>> start

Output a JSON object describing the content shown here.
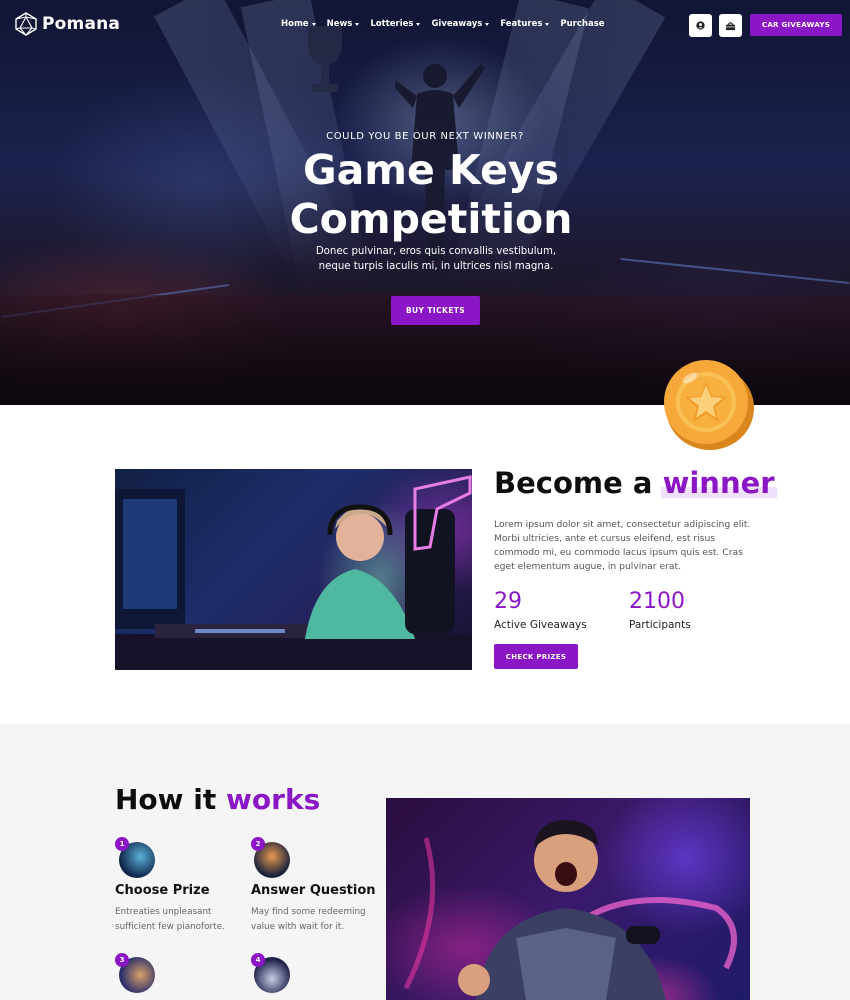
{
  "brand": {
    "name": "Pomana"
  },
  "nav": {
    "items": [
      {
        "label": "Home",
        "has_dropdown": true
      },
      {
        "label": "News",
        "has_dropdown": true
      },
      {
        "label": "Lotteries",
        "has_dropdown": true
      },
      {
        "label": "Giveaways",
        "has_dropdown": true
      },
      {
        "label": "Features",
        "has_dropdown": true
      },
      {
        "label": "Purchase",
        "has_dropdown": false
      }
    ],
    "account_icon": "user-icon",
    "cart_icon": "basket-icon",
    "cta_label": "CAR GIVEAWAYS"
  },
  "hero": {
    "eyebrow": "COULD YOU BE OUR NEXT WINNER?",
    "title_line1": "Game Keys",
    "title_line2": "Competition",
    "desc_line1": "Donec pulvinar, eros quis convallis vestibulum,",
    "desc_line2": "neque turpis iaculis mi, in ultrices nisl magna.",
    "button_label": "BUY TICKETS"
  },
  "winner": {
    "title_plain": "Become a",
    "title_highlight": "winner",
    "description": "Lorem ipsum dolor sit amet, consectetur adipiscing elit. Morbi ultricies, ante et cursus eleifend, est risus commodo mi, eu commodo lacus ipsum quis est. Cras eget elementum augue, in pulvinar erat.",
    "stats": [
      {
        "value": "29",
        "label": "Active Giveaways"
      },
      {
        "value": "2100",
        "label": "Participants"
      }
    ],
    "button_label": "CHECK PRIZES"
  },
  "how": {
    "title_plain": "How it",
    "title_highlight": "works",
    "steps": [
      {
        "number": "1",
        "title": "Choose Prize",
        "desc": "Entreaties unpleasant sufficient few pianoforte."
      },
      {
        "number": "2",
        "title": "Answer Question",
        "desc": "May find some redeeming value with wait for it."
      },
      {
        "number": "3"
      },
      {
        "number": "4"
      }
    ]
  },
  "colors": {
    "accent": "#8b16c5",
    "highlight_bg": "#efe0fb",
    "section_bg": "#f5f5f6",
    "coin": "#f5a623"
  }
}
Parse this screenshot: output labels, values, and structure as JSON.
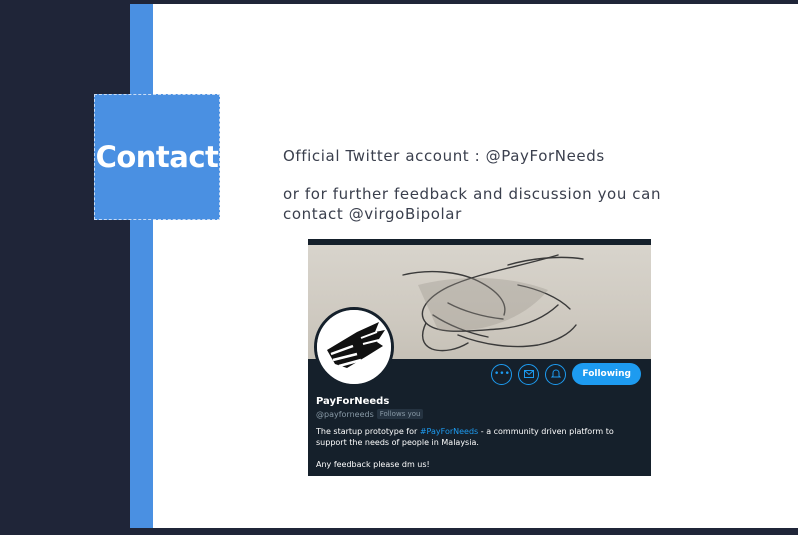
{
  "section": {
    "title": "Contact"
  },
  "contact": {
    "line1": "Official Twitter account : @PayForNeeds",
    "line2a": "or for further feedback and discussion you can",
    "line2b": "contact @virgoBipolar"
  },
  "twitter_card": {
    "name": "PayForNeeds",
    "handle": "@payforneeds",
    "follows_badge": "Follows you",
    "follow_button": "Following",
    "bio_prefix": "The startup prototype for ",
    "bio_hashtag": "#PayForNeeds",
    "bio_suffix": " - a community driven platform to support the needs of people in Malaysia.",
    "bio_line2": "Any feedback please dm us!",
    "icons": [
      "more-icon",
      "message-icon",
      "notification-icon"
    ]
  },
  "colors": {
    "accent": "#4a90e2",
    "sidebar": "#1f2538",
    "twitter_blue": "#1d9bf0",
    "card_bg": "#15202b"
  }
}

>> end

Will you repeat the material above, but only from the line containing "Parse this screenshot: output" through its last line, exactly and without the pictures?

Parse this screenshot: output labels, values, and structure as JSON.
{
  "section": {
    "title": "Contact"
  },
  "contact": {
    "line1": "Official Twitter account : @PayForNeeds",
    "line2a": "or for further feedback and discussion you can",
    "line2b": "contact @virgoBipolar"
  },
  "twitter_card": {
    "name": "PayForNeeds",
    "handle": "@payforneeds",
    "follows_badge": "Follows you",
    "follow_button": "Following",
    "bio_prefix": "The startup prototype for ",
    "bio_hashtag": "#PayForNeeds",
    "bio_suffix": " - a community driven platform to support the needs of people in Malaysia.",
    "bio_line2": "Any feedback please dm us!",
    "icons": [
      "more-icon",
      "message-icon",
      "notification-icon"
    ]
  },
  "colors": {
    "accent": "#4a90e2",
    "sidebar": "#1f2538",
    "twitter_blue": "#1d9bf0",
    "card_bg": "#15202b"
  }
}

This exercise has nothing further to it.